> Figure dataset records

========================

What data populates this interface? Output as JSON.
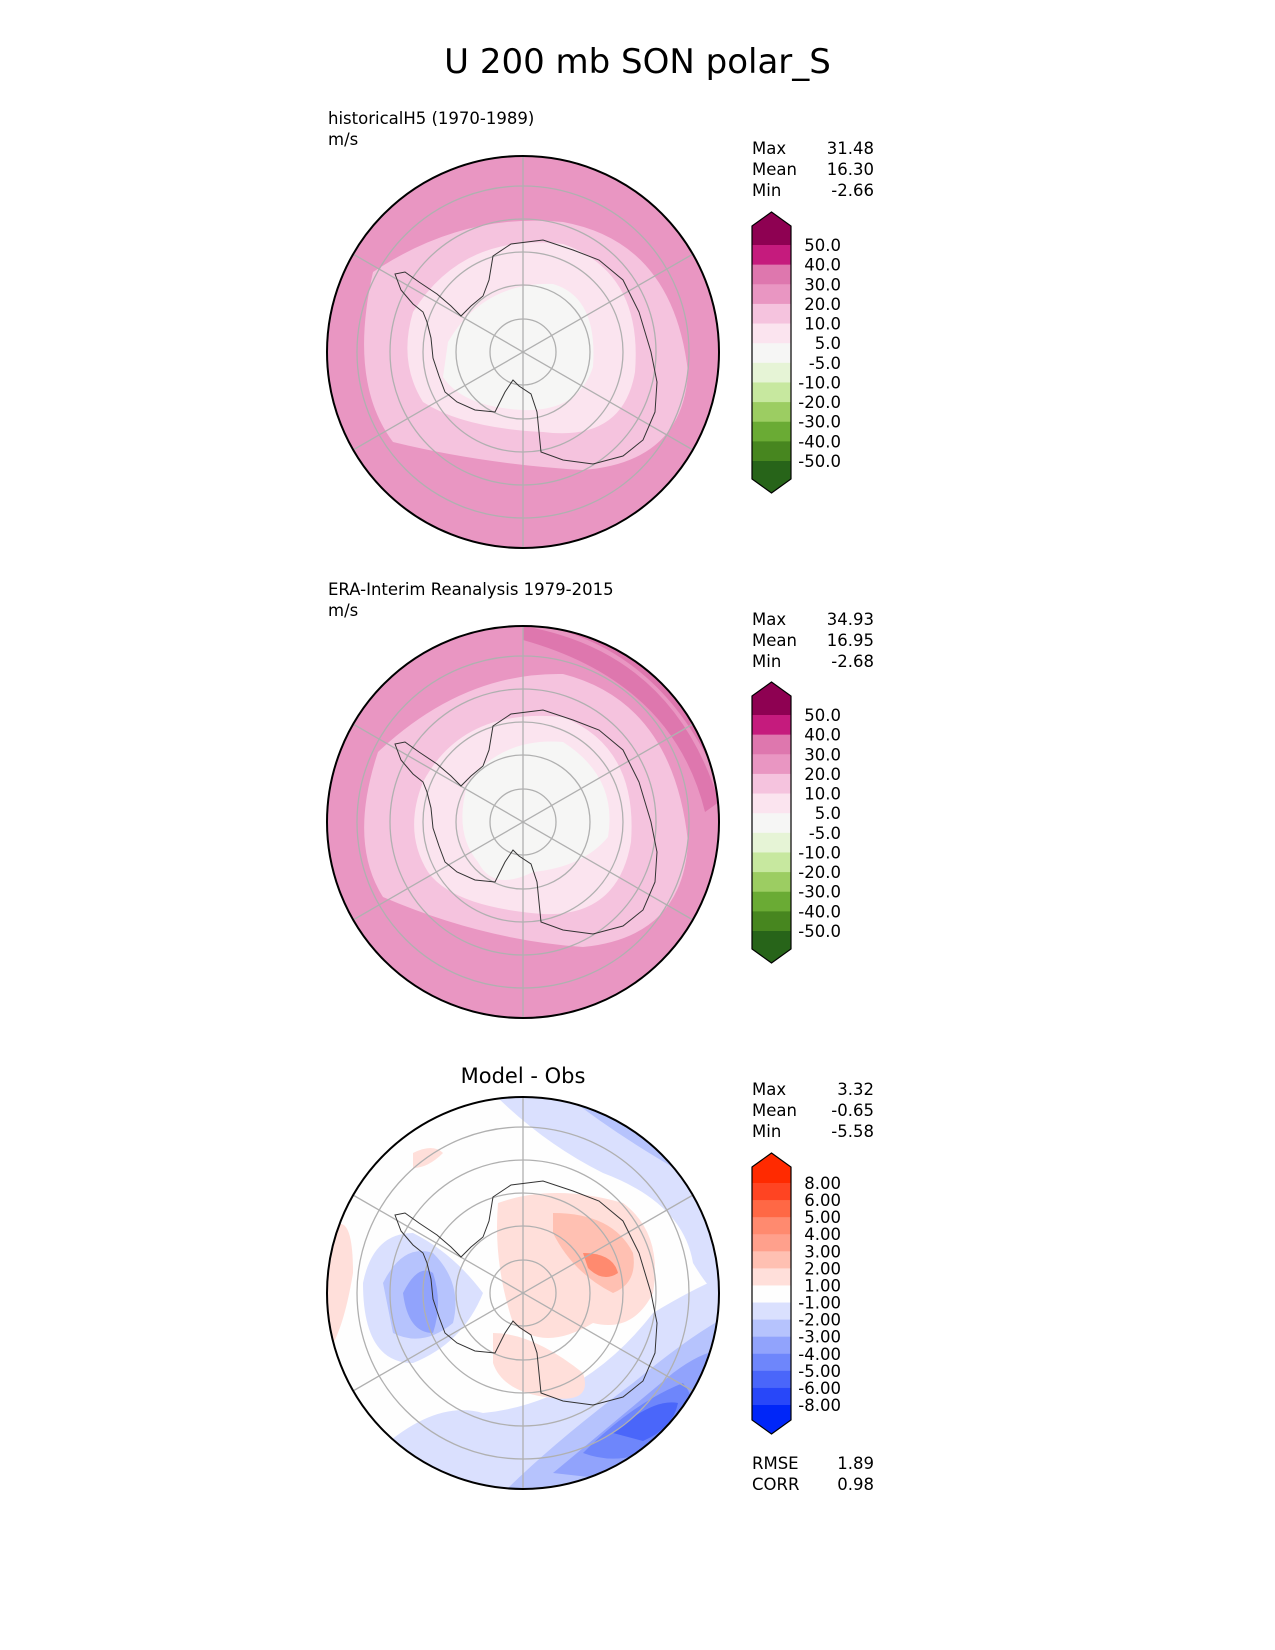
{
  "title": "U 200 mb SON polar_S",
  "chart_data": [
    {
      "type": "heatmap",
      "projection": "south-polar-stereographic",
      "title_left": "historicalH5 (1970-1989)",
      "units": "m/s",
      "stats": [
        {
          "label": "Max",
          "value": "31.48"
        },
        {
          "label": "Mean",
          "value": "16.30"
        },
        {
          "label": "Min",
          "value": "-2.66"
        }
      ],
      "colorbar": {
        "levels": [
          "50.0",
          "40.0",
          "30.0",
          "20.0",
          "10.0",
          "5.0",
          "-5.0",
          "-10.0",
          "-20.0",
          "-30.0",
          "-40.0",
          "-50.0"
        ],
        "colors": [
          "#8e0152",
          "#c51b7d",
          "#de77ae",
          "#e996c2",
          "#f5c3de",
          "#fbe4ef",
          "#f6f6f5",
          "#e6f4d6",
          "#c7e89f",
          "#9ccd62",
          "#6aab34",
          "#47861f",
          "#276419"
        ]
      }
    },
    {
      "type": "heatmap",
      "projection": "south-polar-stereographic",
      "title_left": "ERA-Interim Reanalysis 1979-2015",
      "units": "m/s",
      "stats": [
        {
          "label": "Max",
          "value": "34.93"
        },
        {
          "label": "Mean",
          "value": "16.95"
        },
        {
          "label": "Min",
          "value": "-2.68"
        }
      ],
      "colorbar": {
        "levels": [
          "50.0",
          "40.0",
          "30.0",
          "20.0",
          "10.0",
          "5.0",
          "-5.0",
          "-10.0",
          "-20.0",
          "-30.0",
          "-40.0",
          "-50.0"
        ],
        "colors": [
          "#8e0152",
          "#c51b7d",
          "#de77ae",
          "#e996c2",
          "#f5c3de",
          "#fbe4ef",
          "#f6f6f5",
          "#e6f4d6",
          "#c7e89f",
          "#9ccd62",
          "#6aab34",
          "#47861f",
          "#276419"
        ]
      }
    },
    {
      "type": "heatmap",
      "projection": "south-polar-stereographic",
      "title_center": "Model - Obs",
      "stats": [
        {
          "label": "Max",
          "value": "3.32"
        },
        {
          "label": "Mean",
          "value": "-0.65"
        },
        {
          "label": "Min",
          "value": "-5.58"
        }
      ],
      "metrics": [
        {
          "label": "RMSE",
          "value": "1.89"
        },
        {
          "label": "CORR",
          "value": "0.98"
        }
      ],
      "colorbar": {
        "levels": [
          "8.00",
          "6.00",
          "5.00",
          "4.00",
          "3.00",
          "2.00",
          "1.00",
          "-1.00",
          "-2.00",
          "-3.00",
          "-4.00",
          "-5.00",
          "-6.00",
          "-8.00"
        ],
        "colors": [
          "#ff2a00",
          "#ff4422",
          "#ff6845",
          "#ff8a6f",
          "#ffa08c",
          "#ffc0b2",
          "#ffdfda",
          "#fefefe",
          "#dae0fe",
          "#b6c3fd",
          "#91a3fc",
          "#6e86fb",
          "#4a66fa",
          "#2847f9",
          "#0026f8"
        ]
      }
    }
  ]
}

========================

> What you need to do
Copy everything in the records above except the pictures, exactly as written.

> Solution
What data populates this interface? Output as JSON.
{
  "title": "U 200 mb SON polar_S",
  "chart_data": [
    {
      "type": "heatmap",
      "projection": "south-polar-stereographic",
      "title_left": "historicalH5 (1970-1989)",
      "units": "m/s",
      "stats": [
        {
          "label": "Max",
          "value": "31.48"
        },
        {
          "label": "Mean",
          "value": "16.30"
        },
        {
          "label": "Min",
          "value": "-2.66"
        }
      ],
      "colorbar": {
        "levels": [
          "50.0",
          "40.0",
          "30.0",
          "20.0",
          "10.0",
          "5.0",
          "-5.0",
          "-10.0",
          "-20.0",
          "-30.0",
          "-40.0",
          "-50.0"
        ],
        "colors": [
          "#8e0152",
          "#c51b7d",
          "#de77ae",
          "#e996c2",
          "#f5c3de",
          "#fbe4ef",
          "#f6f6f5",
          "#e6f4d6",
          "#c7e89f",
          "#9ccd62",
          "#6aab34",
          "#47861f",
          "#276419"
        ]
      }
    },
    {
      "type": "heatmap",
      "projection": "south-polar-stereographic",
      "title_left": "ERA-Interim Reanalysis 1979-2015",
      "units": "m/s",
      "stats": [
        {
          "label": "Max",
          "value": "34.93"
        },
        {
          "label": "Mean",
          "value": "16.95"
        },
        {
          "label": "Min",
          "value": "-2.68"
        }
      ],
      "colorbar": {
        "levels": [
          "50.0",
          "40.0",
          "30.0",
          "20.0",
          "10.0",
          "5.0",
          "-5.0",
          "-10.0",
          "-20.0",
          "-30.0",
          "-40.0",
          "-50.0"
        ],
        "colors": [
          "#8e0152",
          "#c51b7d",
          "#de77ae",
          "#e996c2",
          "#f5c3de",
          "#fbe4ef",
          "#f6f6f5",
          "#e6f4d6",
          "#c7e89f",
          "#9ccd62",
          "#6aab34",
          "#47861f",
          "#276419"
        ]
      }
    },
    {
      "type": "heatmap",
      "projection": "south-polar-stereographic",
      "title_center": "Model - Obs",
      "stats": [
        {
          "label": "Max",
          "value": "3.32"
        },
        {
          "label": "Mean",
          "value": "-0.65"
        },
        {
          "label": "Min",
          "value": "-5.58"
        }
      ],
      "metrics": [
        {
          "label": "RMSE",
          "value": "1.89"
        },
        {
          "label": "CORR",
          "value": "0.98"
        }
      ],
      "colorbar": {
        "levels": [
          "8.00",
          "6.00",
          "5.00",
          "4.00",
          "3.00",
          "2.00",
          "1.00",
          "-1.00",
          "-2.00",
          "-3.00",
          "-4.00",
          "-5.00",
          "-6.00",
          "-8.00"
        ],
        "colors": [
          "#ff2a00",
          "#ff4422",
          "#ff6845",
          "#ff8a6f",
          "#ffa08c",
          "#ffc0b2",
          "#ffdfda",
          "#fefefe",
          "#dae0fe",
          "#b6c3fd",
          "#91a3fc",
          "#6e86fb",
          "#4a66fa",
          "#2847f9",
          "#0026f8"
        ]
      }
    }
  ]
}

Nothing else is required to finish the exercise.